• _Goal of the exercise_
Below is a set of records; restate each one word for word.

[Extracted records]
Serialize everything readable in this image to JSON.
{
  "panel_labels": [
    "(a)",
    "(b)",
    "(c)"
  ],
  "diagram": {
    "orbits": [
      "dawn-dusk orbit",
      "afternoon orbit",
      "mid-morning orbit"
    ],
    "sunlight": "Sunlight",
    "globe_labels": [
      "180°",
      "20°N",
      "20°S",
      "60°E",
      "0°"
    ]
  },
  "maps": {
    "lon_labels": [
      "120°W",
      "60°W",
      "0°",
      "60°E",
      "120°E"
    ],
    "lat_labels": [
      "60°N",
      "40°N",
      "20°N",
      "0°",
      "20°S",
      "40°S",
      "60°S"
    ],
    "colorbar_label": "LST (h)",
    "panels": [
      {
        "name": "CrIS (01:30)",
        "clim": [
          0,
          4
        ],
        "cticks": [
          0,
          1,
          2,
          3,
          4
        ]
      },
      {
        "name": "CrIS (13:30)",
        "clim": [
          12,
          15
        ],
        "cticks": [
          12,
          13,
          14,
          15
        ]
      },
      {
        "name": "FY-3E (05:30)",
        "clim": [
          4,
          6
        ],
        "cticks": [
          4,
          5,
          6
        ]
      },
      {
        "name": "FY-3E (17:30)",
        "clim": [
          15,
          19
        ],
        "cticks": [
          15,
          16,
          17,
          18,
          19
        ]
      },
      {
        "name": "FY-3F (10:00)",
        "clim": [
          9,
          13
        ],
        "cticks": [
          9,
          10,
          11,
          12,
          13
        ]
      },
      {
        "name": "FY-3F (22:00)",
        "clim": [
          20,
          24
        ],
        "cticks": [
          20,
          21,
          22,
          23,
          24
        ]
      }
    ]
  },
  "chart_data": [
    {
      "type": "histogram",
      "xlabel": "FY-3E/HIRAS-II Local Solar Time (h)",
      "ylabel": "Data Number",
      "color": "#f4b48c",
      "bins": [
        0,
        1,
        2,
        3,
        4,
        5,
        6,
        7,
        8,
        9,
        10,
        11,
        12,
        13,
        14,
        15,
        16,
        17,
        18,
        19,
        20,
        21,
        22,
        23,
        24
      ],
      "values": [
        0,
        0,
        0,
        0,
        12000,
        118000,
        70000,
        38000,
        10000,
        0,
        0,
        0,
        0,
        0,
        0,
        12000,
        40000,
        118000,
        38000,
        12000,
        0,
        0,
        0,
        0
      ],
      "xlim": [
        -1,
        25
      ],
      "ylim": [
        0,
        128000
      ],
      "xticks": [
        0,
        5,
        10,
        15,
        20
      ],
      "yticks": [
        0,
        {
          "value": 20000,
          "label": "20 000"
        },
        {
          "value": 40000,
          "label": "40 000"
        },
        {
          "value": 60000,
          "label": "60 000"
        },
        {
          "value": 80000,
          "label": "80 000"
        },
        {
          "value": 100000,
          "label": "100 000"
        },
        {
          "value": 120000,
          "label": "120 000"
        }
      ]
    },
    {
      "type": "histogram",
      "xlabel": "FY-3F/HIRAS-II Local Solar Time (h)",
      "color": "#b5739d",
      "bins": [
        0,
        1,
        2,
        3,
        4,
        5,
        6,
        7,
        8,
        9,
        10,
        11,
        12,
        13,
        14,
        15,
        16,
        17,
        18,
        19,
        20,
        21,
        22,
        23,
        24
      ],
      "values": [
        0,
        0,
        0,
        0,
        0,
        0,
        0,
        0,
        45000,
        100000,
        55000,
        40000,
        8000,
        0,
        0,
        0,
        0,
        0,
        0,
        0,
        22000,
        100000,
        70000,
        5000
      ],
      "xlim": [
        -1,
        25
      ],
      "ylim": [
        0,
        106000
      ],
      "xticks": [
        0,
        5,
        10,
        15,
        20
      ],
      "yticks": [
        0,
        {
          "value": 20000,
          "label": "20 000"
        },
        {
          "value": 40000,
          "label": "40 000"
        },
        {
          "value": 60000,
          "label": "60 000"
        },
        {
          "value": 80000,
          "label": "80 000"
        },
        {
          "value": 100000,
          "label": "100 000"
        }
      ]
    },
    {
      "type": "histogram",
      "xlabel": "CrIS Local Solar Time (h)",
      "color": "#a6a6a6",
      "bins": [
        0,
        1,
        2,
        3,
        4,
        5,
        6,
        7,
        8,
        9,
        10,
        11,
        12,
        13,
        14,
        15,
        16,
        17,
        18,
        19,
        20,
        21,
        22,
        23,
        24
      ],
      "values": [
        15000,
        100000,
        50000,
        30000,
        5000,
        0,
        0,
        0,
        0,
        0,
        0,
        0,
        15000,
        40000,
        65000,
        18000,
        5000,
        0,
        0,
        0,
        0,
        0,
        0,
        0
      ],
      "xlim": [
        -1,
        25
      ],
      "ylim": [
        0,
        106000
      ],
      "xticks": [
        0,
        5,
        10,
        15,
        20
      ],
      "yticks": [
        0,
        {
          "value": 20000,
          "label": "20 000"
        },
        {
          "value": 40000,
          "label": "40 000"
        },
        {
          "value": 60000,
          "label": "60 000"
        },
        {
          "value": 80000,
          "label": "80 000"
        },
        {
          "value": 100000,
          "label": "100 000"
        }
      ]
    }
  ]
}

• _Task output_
Serialize everything readable in this image to JSON.
{
  "panel_labels": [
    "(a)",
    "(b)",
    "(c)"
  ],
  "diagram": {
    "orbits": [
      "dawn-dusk orbit",
      "afternoon orbit",
      "mid-morning orbit"
    ],
    "sunlight": "Sunlight",
    "globe_labels": [
      "180°",
      "20°N",
      "20°S",
      "60°E",
      "0°"
    ]
  },
  "maps": {
    "lon_labels": [
      "120°W",
      "60°W",
      "0°",
      "60°E",
      "120°E"
    ],
    "lat_labels": [
      "60°N",
      "40°N",
      "20°N",
      "0°",
      "20°S",
      "40°S",
      "60°S"
    ],
    "colorbar_label": "LST (h)",
    "panels": [
      {
        "name": "CrIS (01:30)",
        "clim": [
          0,
          4
        ],
        "cticks": [
          0,
          1,
          2,
          3,
          4
        ]
      },
      {
        "name": "CrIS (13:30)",
        "clim": [
          12,
          15
        ],
        "cticks": [
          12,
          13,
          14,
          15
        ]
      },
      {
        "name": "FY-3E (05:30)",
        "clim": [
          4,
          6
        ],
        "cticks": [
          4,
          5,
          6
        ]
      },
      {
        "name": "FY-3E (17:30)",
        "clim": [
          15,
          19
        ],
        "cticks": [
          15,
          16,
          17,
          18,
          19
        ]
      },
      {
        "name": "FY-3F (10:00)",
        "clim": [
          9,
          13
        ],
        "cticks": [
          9,
          10,
          11,
          12,
          13
        ]
      },
      {
        "name": "FY-3F (22:00)",
        "clim": [
          20,
          24
        ],
        "cticks": [
          20,
          21,
          22,
          23,
          24
        ]
      }
    ]
  },
  "chart_data": [
    {
      "type": "histogram",
      "xlabel": "FY-3E/HIRAS-II Local Solar Time (h)",
      "ylabel": "Data Number",
      "color": "#f4b48c",
      "bins": [
        0,
        1,
        2,
        3,
        4,
        5,
        6,
        7,
        8,
        9,
        10,
        11,
        12,
        13,
        14,
        15,
        16,
        17,
        18,
        19,
        20,
        21,
        22,
        23,
        24
      ],
      "values": [
        0,
        0,
        0,
        0,
        12000,
        118000,
        70000,
        38000,
        10000,
        0,
        0,
        0,
        0,
        0,
        0,
        12000,
        40000,
        118000,
        38000,
        12000,
        0,
        0,
        0,
        0
      ],
      "xlim": [
        -1,
        25
      ],
      "ylim": [
        0,
        128000
      ],
      "xticks": [
        0,
        5,
        10,
        15,
        20
      ],
      "yticks": [
        0,
        {
          "value": 20000,
          "label": "20 000"
        },
        {
          "value": 40000,
          "label": "40 000"
        },
        {
          "value": 60000,
          "label": "60 000"
        },
        {
          "value": 80000,
          "label": "80 000"
        },
        {
          "value": 100000,
          "label": "100 000"
        },
        {
          "value": 120000,
          "label": "120 000"
        }
      ]
    },
    {
      "type": "histogram",
      "xlabel": "FY-3F/HIRAS-II Local Solar Time (h)",
      "color": "#b5739d",
      "bins": [
        0,
        1,
        2,
        3,
        4,
        5,
        6,
        7,
        8,
        9,
        10,
        11,
        12,
        13,
        14,
        15,
        16,
        17,
        18,
        19,
        20,
        21,
        22,
        23,
        24
      ],
      "values": [
        0,
        0,
        0,
        0,
        0,
        0,
        0,
        0,
        45000,
        100000,
        55000,
        40000,
        8000,
        0,
        0,
        0,
        0,
        0,
        0,
        0,
        22000,
        100000,
        70000,
        5000
      ],
      "xlim": [
        -1,
        25
      ],
      "ylim": [
        0,
        106000
      ],
      "xticks": [
        0,
        5,
        10,
        15,
        20
      ],
      "yticks": [
        0,
        {
          "value": 20000,
          "label": "20 000"
        },
        {
          "value": 40000,
          "label": "40 000"
        },
        {
          "value": 60000,
          "label": "60 000"
        },
        {
          "value": 80000,
          "label": "80 000"
        },
        {
          "value": 100000,
          "label": "100 000"
        }
      ]
    },
    {
      "type": "histogram",
      "xlabel": "CrIS Local Solar Time (h)",
      "color": "#a6a6a6",
      "bins": [
        0,
        1,
        2,
        3,
        4,
        5,
        6,
        7,
        8,
        9,
        10,
        11,
        12,
        13,
        14,
        15,
        16,
        17,
        18,
        19,
        20,
        21,
        22,
        23,
        24
      ],
      "values": [
        15000,
        100000,
        50000,
        30000,
        5000,
        0,
        0,
        0,
        0,
        0,
        0,
        0,
        15000,
        40000,
        65000,
        18000,
        5000,
        0,
        0,
        0,
        0,
        0,
        0,
        0
      ],
      "xlim": [
        -1,
        25
      ],
      "ylim": [
        0,
        106000
      ],
      "xticks": [
        0,
        5,
        10,
        15,
        20
      ],
      "yticks": [
        0,
        {
          "value": 20000,
          "label": "20 000"
        },
        {
          "value": 40000,
          "label": "40 000"
        },
        {
          "value": 60000,
          "label": "60 000"
        },
        {
          "value": 80000,
          "label": "80 000"
        },
        {
          "value": 100000,
          "label": "100 000"
        }
      ]
    }
  ]
}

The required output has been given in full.